● EXERCISE
Reproduce the listing below in its entirety. Change nothing.

====== MATERIAL ======

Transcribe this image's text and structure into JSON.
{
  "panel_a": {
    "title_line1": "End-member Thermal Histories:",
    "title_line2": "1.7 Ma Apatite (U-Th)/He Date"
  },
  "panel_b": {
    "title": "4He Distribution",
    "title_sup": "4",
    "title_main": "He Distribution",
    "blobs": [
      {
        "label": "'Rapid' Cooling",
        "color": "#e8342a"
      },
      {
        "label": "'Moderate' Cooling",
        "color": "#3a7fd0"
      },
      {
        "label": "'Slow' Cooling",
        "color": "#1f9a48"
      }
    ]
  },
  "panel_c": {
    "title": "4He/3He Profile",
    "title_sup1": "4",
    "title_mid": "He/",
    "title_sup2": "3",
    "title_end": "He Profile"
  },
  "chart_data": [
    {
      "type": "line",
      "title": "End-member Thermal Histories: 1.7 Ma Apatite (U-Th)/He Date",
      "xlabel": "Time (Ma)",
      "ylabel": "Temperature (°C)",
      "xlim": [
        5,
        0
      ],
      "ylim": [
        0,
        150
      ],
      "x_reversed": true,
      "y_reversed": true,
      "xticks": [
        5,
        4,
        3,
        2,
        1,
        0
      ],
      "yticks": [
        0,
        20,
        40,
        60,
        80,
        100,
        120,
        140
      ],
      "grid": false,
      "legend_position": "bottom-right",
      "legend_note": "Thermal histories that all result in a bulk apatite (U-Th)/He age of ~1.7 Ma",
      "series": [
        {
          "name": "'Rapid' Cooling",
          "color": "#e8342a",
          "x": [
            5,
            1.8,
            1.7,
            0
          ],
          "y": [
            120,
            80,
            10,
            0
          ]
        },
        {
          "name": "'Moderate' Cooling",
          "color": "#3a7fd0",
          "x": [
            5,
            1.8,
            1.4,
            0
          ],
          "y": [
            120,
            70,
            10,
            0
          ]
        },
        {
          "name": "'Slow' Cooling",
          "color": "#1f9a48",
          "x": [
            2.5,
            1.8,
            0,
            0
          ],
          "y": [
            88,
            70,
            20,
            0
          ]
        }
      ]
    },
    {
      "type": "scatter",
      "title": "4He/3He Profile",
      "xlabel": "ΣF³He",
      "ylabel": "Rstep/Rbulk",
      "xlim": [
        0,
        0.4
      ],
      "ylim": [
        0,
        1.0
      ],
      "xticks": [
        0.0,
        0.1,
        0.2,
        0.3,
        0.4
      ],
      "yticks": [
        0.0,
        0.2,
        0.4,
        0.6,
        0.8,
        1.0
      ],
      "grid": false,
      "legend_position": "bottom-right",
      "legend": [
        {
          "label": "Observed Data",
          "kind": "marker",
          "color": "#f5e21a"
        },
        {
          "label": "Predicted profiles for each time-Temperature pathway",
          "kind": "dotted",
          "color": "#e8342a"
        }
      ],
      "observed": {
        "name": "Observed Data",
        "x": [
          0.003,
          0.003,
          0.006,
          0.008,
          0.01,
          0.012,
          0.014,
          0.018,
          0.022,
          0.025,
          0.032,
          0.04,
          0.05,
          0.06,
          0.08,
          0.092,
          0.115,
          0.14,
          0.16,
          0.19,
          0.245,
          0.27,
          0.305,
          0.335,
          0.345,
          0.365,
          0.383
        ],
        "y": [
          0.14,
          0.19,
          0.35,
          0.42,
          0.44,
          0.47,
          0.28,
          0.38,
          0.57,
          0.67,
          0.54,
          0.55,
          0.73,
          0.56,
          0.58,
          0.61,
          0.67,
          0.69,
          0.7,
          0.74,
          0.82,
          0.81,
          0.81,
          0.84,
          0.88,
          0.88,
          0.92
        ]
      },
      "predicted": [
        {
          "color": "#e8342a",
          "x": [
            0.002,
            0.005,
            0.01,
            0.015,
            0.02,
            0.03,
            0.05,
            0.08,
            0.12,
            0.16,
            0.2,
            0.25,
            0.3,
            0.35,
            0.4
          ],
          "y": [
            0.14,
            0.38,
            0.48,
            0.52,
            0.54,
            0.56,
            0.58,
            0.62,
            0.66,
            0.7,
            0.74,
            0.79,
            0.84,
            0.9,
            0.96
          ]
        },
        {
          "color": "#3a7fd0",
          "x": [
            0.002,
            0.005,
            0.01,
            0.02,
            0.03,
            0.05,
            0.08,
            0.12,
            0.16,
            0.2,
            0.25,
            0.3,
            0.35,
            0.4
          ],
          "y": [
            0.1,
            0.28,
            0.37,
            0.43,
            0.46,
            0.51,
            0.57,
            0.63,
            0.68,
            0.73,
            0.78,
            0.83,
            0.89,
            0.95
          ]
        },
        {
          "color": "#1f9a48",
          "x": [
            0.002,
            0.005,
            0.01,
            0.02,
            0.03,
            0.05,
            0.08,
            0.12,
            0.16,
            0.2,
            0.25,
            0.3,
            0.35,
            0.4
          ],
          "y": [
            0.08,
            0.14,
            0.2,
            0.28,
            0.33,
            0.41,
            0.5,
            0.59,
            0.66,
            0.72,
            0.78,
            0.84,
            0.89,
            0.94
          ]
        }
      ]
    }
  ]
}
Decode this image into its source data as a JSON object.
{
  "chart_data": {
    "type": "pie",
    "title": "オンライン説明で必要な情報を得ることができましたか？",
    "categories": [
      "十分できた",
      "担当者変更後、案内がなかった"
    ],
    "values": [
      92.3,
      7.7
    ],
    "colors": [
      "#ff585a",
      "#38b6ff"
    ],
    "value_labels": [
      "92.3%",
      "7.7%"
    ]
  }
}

======

● EXERCISE ANSWER
Transcribe this image's text and structure into JSON.
{
  "panel_a": {
    "title_line1": "End-member Thermal Histories:",
    "title_line2": "1.7 Ma Apatite (U-Th)/He Date"
  },
  "panel_b": {
    "title": "4He Distribution",
    "title_sup": "4",
    "title_main": "He Distribution",
    "blobs": [
      {
        "label": "'Rapid' Cooling",
        "color": "#e8342a"
      },
      {
        "label": "'Moderate' Cooling",
        "color": "#3a7fd0"
      },
      {
        "label": "'Slow' Cooling",
        "color": "#1f9a48"
      }
    ]
  },
  "panel_c": {
    "title": "4He/3He Profile",
    "title_sup1": "4",
    "title_mid": "He/",
    "title_sup2": "3",
    "title_end": "He Profile"
  },
  "chart_data": [
    {
      "type": "line",
      "title": "End-member Thermal Histories: 1.7 Ma Apatite (U-Th)/He Date",
      "xlabel": "Time (Ma)",
      "ylabel": "Temperature (°C)",
      "xlim": [
        5,
        0
      ],
      "ylim": [
        0,
        150
      ],
      "x_reversed": true,
      "y_reversed": true,
      "xticks": [
        5,
        4,
        3,
        2,
        1,
        0
      ],
      "yticks": [
        0,
        20,
        40,
        60,
        80,
        100,
        120,
        140
      ],
      "grid": false,
      "legend_position": "bottom-right",
      "legend_note": "Thermal histories that all result in a bulk apatite (U-Th)/He age of ~1.7 Ma",
      "series": [
        {
          "name": "'Rapid' Cooling",
          "color": "#e8342a",
          "x": [
            5,
            1.8,
            1.7,
            0
          ],
          "y": [
            120,
            80,
            10,
            0
          ]
        },
        {
          "name": "'Moderate' Cooling",
          "color": "#3a7fd0",
          "x": [
            5,
            1.8,
            1.4,
            0
          ],
          "y": [
            120,
            70,
            10,
            0
          ]
        },
        {
          "name": "'Slow' Cooling",
          "color": "#1f9a48",
          "x": [
            2.5,
            1.8,
            0,
            0
          ],
          "y": [
            88,
            70,
            20,
            0
          ]
        }
      ]
    },
    {
      "type": "scatter",
      "title": "4He/3He Profile",
      "xlabel": "ΣF³He",
      "ylabel": "Rstep/Rbulk",
      "xlim": [
        0,
        0.4
      ],
      "ylim": [
        0,
        1.0
      ],
      "xticks": [
        0.0,
        0.1,
        0.2,
        0.3,
        0.4
      ],
      "yticks": [
        0.0,
        0.2,
        0.4,
        0.6,
        0.8,
        1.0
      ],
      "grid": false,
      "legend_position": "bottom-right",
      "legend": [
        {
          "label": "Observed Data",
          "kind": "marker",
          "color": "#f5e21a"
        },
        {
          "label": "Predicted profiles for each time-Temperature pathway",
          "kind": "dotted",
          "color": "#e8342a"
        }
      ],
      "observed": {
        "name": "Observed Data",
        "x": [
          0.003,
          0.003,
          0.006,
          0.008,
          0.01,
          0.012,
          0.014,
          0.018,
          0.022,
          0.025,
          0.032,
          0.04,
          0.05,
          0.06,
          0.08,
          0.092,
          0.115,
          0.14,
          0.16,
          0.19,
          0.245,
          0.27,
          0.305,
          0.335,
          0.345,
          0.365,
          0.383
        ],
        "y": [
          0.14,
          0.19,
          0.35,
          0.42,
          0.44,
          0.47,
          0.28,
          0.38,
          0.57,
          0.67,
          0.54,
          0.55,
          0.73,
          0.56,
          0.58,
          0.61,
          0.67,
          0.69,
          0.7,
          0.74,
          0.82,
          0.81,
          0.81,
          0.84,
          0.88,
          0.88,
          0.92
        ]
      },
      "predicted": [
        {
          "color": "#e8342a",
          "x": [
            0.002,
            0.005,
            0.01,
            0.015,
            0.02,
            0.03,
            0.05,
            0.08,
            0.12,
            0.16,
            0.2,
            0.25,
            0.3,
            0.35,
            0.4
          ],
          "y": [
            0.14,
            0.38,
            0.48,
            0.52,
            0.54,
            0.56,
            0.58,
            0.62,
            0.66,
            0.7,
            0.74,
            0.79,
            0.84,
            0.9,
            0.96
          ]
        },
        {
          "color": "#3a7fd0",
          "x": [
            0.002,
            0.005,
            0.01,
            0.02,
            0.03,
            0.05,
            0.08,
            0.12,
            0.16,
            0.2,
            0.25,
            0.3,
            0.35,
            0.4
          ],
          "y": [
            0.1,
            0.28,
            0.37,
            0.43,
            0.46,
            0.51,
            0.57,
            0.63,
            0.68,
            0.73,
            0.78,
            0.83,
            0.89,
            0.95
          ]
        },
        {
          "color": "#1f9a48",
          "x": [
            0.002,
            0.005,
            0.01,
            0.02,
            0.03,
            0.05,
            0.08,
            0.12,
            0.16,
            0.2,
            0.25,
            0.3,
            0.35,
            0.4
          ],
          "y": [
            0.08,
            0.14,
            0.2,
            0.28,
            0.33,
            0.41,
            0.5,
            0.59,
            0.66,
            0.72,
            0.78,
            0.84,
            0.89,
            0.94
          ]
        }
      ]
    }
  ]
}
Decode this image into its source data as a JSON object.
{
  "chart_data": {
    "type": "pie",
    "title": "オンライン説明で必要な情報を得ることができましたか？",
    "categories": [
      "十分できた",
      "担当者変更後、案内がなかった"
    ],
    "values": [
      92.3,
      7.7
    ],
    "colors": [
      "#ff585a",
      "#38b6ff"
    ],
    "value_labels": [
      "92.3%",
      "7.7%"
    ]
  }
}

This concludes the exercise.